DATASET -

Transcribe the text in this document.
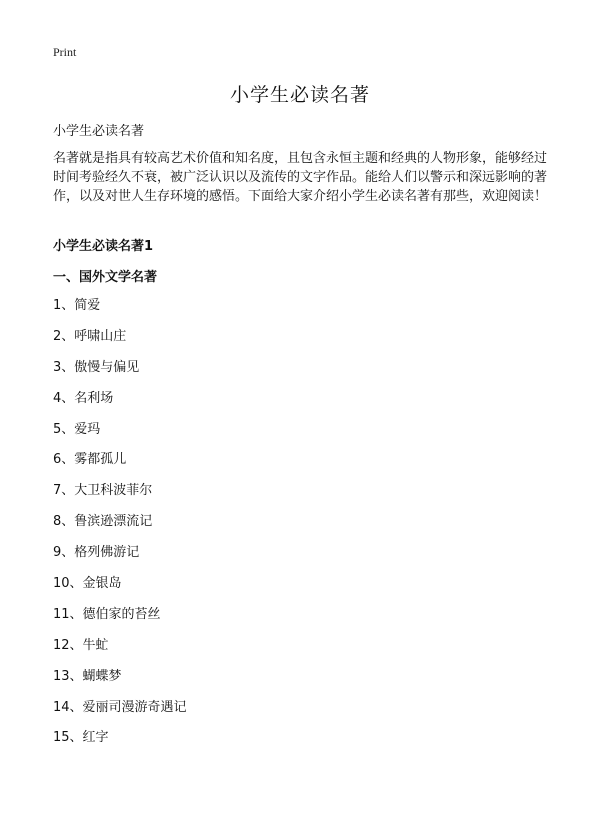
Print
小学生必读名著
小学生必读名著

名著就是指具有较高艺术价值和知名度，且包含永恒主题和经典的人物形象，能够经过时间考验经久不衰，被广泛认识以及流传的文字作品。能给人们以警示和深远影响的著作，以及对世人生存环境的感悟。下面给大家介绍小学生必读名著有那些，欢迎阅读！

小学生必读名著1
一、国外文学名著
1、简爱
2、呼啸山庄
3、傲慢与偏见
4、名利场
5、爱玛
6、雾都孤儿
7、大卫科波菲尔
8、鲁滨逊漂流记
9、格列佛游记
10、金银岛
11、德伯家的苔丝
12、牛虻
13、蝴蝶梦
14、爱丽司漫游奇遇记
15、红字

==

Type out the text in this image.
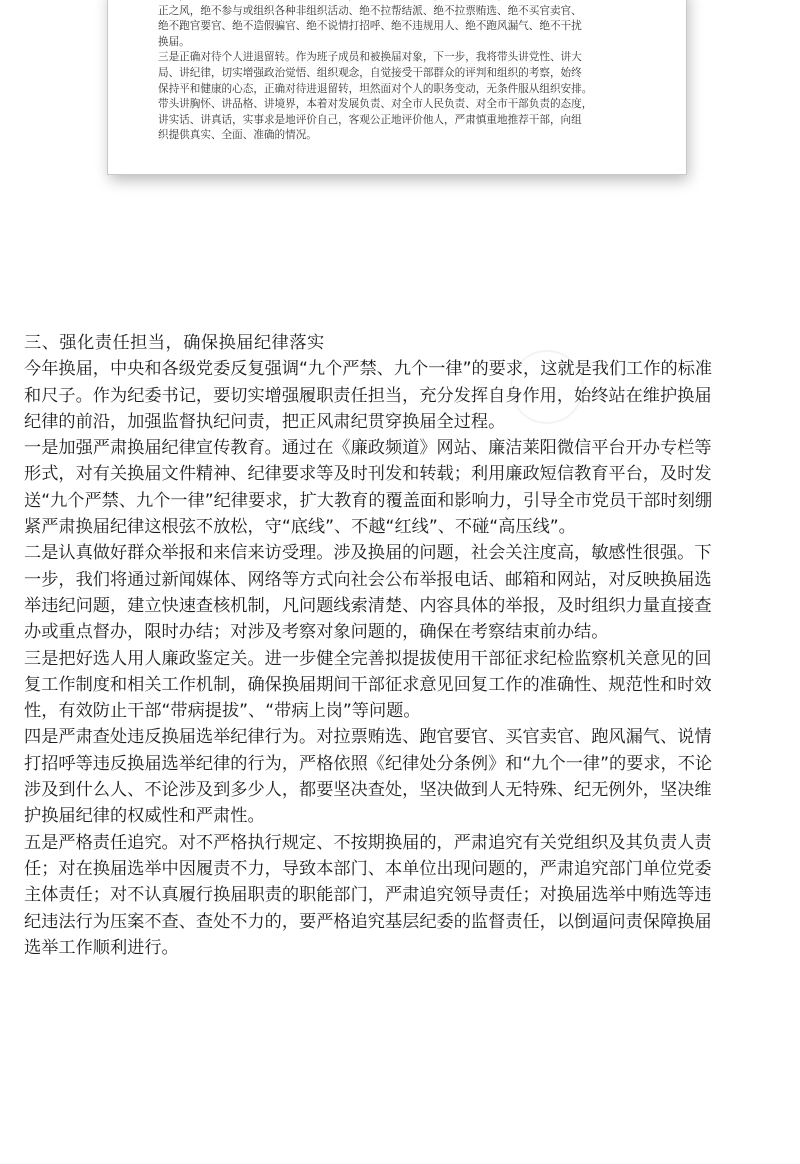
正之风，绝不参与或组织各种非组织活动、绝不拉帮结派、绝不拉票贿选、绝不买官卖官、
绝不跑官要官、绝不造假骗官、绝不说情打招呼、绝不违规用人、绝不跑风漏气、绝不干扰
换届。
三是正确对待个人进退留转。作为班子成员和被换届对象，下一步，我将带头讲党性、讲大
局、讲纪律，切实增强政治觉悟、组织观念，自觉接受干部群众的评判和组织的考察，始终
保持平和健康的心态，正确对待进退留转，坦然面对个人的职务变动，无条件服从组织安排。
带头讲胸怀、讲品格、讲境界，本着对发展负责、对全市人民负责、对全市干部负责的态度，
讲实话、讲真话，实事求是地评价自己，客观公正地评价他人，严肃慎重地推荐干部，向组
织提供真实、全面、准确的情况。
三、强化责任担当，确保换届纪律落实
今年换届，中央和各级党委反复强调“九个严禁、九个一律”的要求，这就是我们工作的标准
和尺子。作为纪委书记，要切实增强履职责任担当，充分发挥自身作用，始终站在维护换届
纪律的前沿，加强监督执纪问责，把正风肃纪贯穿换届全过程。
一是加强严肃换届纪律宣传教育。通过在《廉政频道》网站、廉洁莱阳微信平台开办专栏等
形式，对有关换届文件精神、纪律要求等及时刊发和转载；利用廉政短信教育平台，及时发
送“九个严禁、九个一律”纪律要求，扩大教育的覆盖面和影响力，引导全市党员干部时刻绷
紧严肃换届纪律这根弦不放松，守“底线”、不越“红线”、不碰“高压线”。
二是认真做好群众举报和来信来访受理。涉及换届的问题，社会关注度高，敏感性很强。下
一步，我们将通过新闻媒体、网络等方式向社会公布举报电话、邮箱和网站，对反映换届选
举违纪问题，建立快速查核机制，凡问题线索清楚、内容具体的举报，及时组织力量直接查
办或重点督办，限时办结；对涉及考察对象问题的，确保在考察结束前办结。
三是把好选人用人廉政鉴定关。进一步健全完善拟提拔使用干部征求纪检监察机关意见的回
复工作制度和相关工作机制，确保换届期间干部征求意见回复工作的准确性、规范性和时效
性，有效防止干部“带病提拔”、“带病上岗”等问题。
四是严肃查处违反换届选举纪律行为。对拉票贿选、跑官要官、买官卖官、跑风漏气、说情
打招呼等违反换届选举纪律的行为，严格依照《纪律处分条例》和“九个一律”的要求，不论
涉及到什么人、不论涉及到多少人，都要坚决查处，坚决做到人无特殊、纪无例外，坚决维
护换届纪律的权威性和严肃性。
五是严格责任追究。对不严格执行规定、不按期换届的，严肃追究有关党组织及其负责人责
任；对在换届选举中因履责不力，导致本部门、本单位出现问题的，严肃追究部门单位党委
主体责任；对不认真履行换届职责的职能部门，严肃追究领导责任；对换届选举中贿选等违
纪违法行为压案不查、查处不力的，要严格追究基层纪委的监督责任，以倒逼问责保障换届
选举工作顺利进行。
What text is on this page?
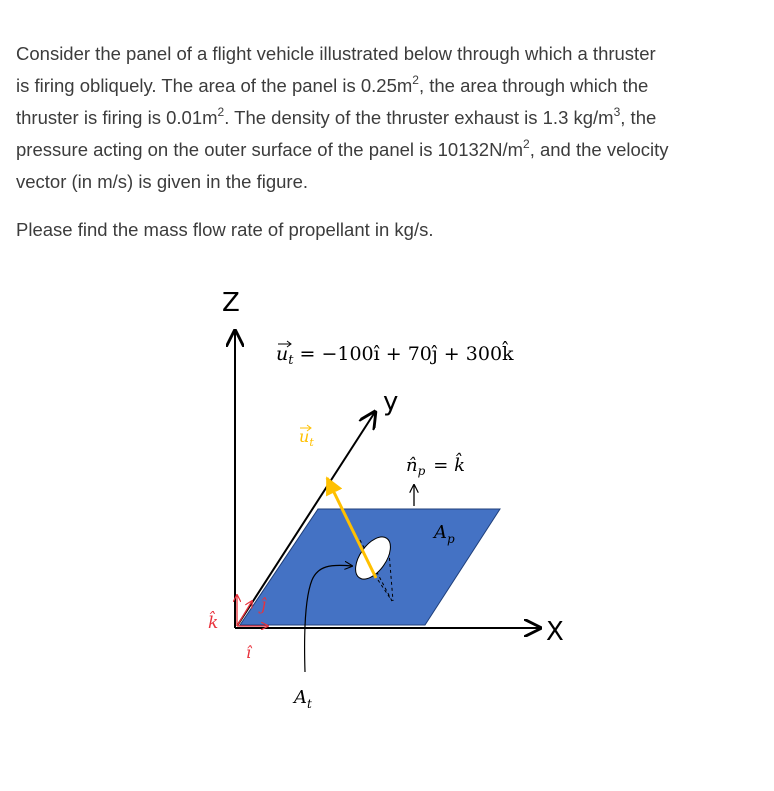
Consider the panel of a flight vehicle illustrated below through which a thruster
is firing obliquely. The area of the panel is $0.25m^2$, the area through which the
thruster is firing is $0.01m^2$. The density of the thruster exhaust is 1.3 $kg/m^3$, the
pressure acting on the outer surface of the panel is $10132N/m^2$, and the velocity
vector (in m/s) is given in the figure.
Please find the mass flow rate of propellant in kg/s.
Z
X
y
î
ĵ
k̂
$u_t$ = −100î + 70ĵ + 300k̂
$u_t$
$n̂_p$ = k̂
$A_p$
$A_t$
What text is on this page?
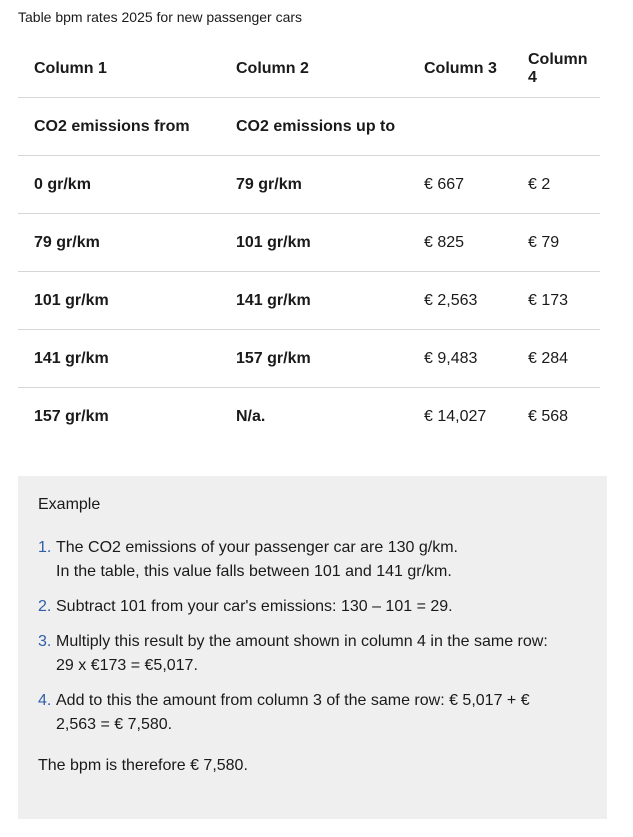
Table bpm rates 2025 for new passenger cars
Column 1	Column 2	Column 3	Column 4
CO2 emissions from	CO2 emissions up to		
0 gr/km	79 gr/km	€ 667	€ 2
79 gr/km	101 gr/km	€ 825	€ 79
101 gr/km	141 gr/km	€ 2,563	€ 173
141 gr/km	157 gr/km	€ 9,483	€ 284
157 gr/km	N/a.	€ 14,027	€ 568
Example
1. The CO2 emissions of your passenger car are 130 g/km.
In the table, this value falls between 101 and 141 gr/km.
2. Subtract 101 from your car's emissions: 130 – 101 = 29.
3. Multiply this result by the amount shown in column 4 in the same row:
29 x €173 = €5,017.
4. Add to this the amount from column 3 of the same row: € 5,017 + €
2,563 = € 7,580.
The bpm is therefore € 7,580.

TASK GOAL -
Find the lines that include the string "九个一律", then copy each of them.

ANSWER TO THE TASK -
今年换届，中央和各级党委反复强调“九个严禁、九个一律”的要求，这就是我们工作的标准
送“九个严禁、九个一律”纪律要求，扩大教育的覆盖面和影响力，引导全市党员干部时刻绷
打招呼等违反换届选举纪律的行为，严格依照《纪律处分条例》和“九个一律”的要求，不论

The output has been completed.